● Listed entries

<<<<

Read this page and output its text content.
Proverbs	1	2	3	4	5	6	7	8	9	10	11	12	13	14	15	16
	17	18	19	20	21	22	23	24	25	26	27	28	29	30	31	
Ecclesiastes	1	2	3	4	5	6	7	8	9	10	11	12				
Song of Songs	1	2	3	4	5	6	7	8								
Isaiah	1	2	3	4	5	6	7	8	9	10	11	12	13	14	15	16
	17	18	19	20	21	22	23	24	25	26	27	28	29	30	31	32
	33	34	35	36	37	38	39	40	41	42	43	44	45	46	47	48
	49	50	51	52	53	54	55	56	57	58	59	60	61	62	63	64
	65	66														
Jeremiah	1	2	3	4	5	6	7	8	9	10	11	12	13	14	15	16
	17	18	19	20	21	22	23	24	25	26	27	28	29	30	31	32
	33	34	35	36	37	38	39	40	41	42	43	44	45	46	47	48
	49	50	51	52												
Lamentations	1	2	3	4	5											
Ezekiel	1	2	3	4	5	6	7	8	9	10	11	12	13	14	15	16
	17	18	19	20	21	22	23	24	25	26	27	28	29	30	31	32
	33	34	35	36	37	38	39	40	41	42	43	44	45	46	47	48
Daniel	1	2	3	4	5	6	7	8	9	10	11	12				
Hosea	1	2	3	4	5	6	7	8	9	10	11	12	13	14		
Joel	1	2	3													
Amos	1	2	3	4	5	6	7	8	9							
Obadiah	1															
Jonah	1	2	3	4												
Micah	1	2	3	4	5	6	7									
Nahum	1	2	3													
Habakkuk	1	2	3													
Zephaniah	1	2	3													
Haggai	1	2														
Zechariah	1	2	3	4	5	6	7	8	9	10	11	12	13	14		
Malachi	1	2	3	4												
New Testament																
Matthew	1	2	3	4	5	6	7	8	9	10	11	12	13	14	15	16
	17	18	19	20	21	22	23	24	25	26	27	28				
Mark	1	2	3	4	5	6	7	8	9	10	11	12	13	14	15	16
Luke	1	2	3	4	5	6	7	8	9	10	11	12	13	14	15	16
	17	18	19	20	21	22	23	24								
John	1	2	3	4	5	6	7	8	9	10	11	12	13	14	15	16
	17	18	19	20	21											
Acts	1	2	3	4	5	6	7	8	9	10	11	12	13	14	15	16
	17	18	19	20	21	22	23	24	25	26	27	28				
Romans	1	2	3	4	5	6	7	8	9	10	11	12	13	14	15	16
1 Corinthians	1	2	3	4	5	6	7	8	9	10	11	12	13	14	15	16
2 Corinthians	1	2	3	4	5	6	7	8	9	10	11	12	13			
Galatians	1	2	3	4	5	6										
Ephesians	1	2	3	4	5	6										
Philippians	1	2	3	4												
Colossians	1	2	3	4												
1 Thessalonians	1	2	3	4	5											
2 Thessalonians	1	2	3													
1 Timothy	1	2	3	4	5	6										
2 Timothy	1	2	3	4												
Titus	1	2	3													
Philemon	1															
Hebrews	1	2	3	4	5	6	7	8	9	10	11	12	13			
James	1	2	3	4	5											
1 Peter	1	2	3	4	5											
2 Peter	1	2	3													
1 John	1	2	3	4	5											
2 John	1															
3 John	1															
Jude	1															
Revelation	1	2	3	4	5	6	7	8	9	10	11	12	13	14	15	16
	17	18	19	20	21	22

>>>>

● Given instruction
Write out the material exactly as given.

● Solution to this task
Read this page and output its text content.
Proverbs	1	2	3	4	5	6	7	8	9	10	11	12	13	14	15	16
	17	18	19	20	21	22	23	24	25	26	27	28	29	30	31	
Ecclesiastes	1	2	3	4	5	6	7	8	9	10	11	12				
Song of Songs	1	2	3	4	5	6	7	8								
Isaiah	1	2	3	4	5	6	7	8	9	10	11	12	13	14	15	16
	17	18	19	20	21	22	23	24	25	26	27	28	29	30	31	32
	33	34	35	36	37	38	39	40	41	42	43	44	45	46	47	48
	49	50	51	52	53	54	55	56	57	58	59	60	61	62	63	64
	65	66														
Jeremiah	1	2	3	4	5	6	7	8	9	10	11	12	13	14	15	16
	17	18	19	20	21	22	23	24	25	26	27	28	29	30	31	32
	33	34	35	36	37	38	39	40	41	42	43	44	45	46	47	48
	49	50	51	52												
Lamentations	1	2	3	4	5											
Ezekiel	1	2	3	4	5	6	7	8	9	10	11	12	13	14	15	16
	17	18	19	20	21	22	23	24	25	26	27	28	29	30	31	32
	33	34	35	36	37	38	39	40	41	42	43	44	45	46	47	48
Daniel	1	2	3	4	5	6	7	8	9	10	11	12				
Hosea	1	2	3	4	5	6	7	8	9	10	11	12	13	14		
Joel	1	2	3													
Amos	1	2	3	4	5	6	7	8	9							
Obadiah	1															
Jonah	1	2	3	4												
Micah	1	2	3	4	5	6	7									
Nahum	1	2	3													
Habakkuk	1	2	3													
Zephaniah	1	2	3													
Haggai	1	2														
Zechariah	1	2	3	4	5	6	7	8	9	10	11	12	13	14		
Malachi	1	2	3	4												
New Testament																
Matthew	1	2	3	4	5	6	7	8	9	10	11	12	13	14	15	16
	17	18	19	20	21	22	23	24	25	26	27	28				
Mark	1	2	3	4	5	6	7	8	9	10	11	12	13	14	15	16
Luke	1	2	3	4	5	6	7	8	9	10	11	12	13	14	15	16
	17	18	19	20	21	22	23	24								
John	1	2	3	4	5	6	7	8	9	10	11	12	13	14	15	16
	17	18	19	20	21											
Acts	1	2	3	4	5	6	7	8	9	10	11	12	13	14	15	16
	17	18	19	20	21	22	23	24	25	26	27	28				
Romans	1	2	3	4	5	6	7	8	9	10	11	12	13	14	15	16
1 Corinthians	1	2	3	4	5	6	7	8	9	10	11	12	13	14	15	16
2 Corinthians	1	2	3	4	5	6	7	8	9	10	11	12	13			
Galatians	1	2	3	4	5	6										
Ephesians	1	2	3	4	5	6										
Philippians	1	2	3	4												
Colossians	1	2	3	4												
1 Thessalonians	1	2	3	4	5											
2 Thessalonians	1	2	3													
1 Timothy	1	2	3	4	5	6										
2 Timothy	1	2	3	4												
Titus	1	2	3													
Philemon	1															
Hebrews	1	2	3	4	5	6	7	8	9	10	11	12	13			
James	1	2	3	4	5											
1 Peter	1	2	3	4	5											
2 Peter	1	2	3													
1 John	1	2	3	4	5											
2 John	1															
3 John	1															
Jude	1															
Revelation	1	2	3	4	5	6	7	8	9	10	11	12	13	14	15	16
	17	18	19	20	21	22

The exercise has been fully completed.